* _THE TASKS_:
1. Could you rewrite the paragraph beginning "Take the soup dumpling" in the text about soup dumplings below as a short list of steps, keeping its main facts?
2. Which ingredients go into the bowl for the dipping sauce, according to the text about soup dumplings below? List every one.

====== PROVIDED TEXT ======

Our pretty waitress revealed the protocol to eat the Xian long bao. We followed her instructions to a Tee:
Put soy sauce and vinegar into the bowl with sliced ginger: one part soy sauce to three parts vinegar for best results.
Take the soup dumpling and dip it into the sauce. Then put the dumpling into your spoon, and poke a hole in the wrapper of the dumpling to release the juices. And finally, eat, but eat it hot! Going through this unfamiliar process, mine became cold. But nevertheless, they tasted fine.
The dessert was a disappointing “steamed taro xiao long bao” – a mildly sweetened version of the dumplings filled with sweet taro: an unacceptable cousin of our delicious “Modak”.
During our lunch at Chun Shui Tang (Original Store) in Taichung, I tasted the much talked about bubble tea (pearl milk tea). One thing special in Taichung is the teahouse culture, led by Chun Shui Tang Cultural Tea House who invented the beverage.

====== ENTRIES SHOWN ======

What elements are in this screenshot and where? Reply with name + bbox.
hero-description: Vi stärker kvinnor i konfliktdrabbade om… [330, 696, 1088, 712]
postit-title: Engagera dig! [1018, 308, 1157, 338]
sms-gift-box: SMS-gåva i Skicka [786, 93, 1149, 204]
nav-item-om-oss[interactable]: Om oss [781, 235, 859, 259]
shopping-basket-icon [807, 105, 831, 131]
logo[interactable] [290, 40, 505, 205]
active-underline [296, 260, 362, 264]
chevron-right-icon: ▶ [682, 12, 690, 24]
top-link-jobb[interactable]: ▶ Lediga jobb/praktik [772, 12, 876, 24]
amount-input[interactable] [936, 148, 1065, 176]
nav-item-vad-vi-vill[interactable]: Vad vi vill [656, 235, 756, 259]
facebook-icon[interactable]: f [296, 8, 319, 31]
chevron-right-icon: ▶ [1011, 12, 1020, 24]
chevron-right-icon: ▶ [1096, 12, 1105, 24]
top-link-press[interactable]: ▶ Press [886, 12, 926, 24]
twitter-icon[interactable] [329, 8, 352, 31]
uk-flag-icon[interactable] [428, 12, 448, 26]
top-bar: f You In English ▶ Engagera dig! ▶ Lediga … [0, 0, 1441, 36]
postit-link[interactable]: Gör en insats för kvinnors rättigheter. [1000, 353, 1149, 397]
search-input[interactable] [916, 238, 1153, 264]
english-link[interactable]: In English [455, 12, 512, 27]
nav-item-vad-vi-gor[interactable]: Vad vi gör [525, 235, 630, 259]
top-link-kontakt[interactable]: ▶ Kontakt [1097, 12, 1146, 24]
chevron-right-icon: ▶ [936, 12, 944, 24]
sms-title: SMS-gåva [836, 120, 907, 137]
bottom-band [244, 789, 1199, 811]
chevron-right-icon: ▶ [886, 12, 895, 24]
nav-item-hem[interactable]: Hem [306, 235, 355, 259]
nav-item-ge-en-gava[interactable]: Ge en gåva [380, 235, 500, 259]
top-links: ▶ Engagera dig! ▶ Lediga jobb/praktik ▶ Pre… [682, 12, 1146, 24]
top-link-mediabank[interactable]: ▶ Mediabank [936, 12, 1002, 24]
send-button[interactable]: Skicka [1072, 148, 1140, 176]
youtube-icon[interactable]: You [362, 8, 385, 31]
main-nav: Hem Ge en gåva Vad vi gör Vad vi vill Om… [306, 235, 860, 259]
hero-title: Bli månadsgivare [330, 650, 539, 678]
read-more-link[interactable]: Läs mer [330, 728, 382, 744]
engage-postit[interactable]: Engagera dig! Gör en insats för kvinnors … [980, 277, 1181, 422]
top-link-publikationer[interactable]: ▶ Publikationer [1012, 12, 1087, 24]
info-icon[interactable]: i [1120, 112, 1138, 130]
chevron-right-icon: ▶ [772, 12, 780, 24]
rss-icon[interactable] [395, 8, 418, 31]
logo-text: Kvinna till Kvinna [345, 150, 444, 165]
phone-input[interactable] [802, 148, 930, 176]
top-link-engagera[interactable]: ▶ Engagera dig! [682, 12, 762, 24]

======

* _ANSWERS GIVEN_:
1.
- Dip the soup dumpling into the sauce.
- Put the dumpling into your spoon.
- Poke a hole in the wrapper to release the juices.
- Eat it hot.

The writer's dumpling went cold during this unfamiliar process, but it still tasted fine.

2.
- Soy sauce
- Vinegar
- Sliced ginger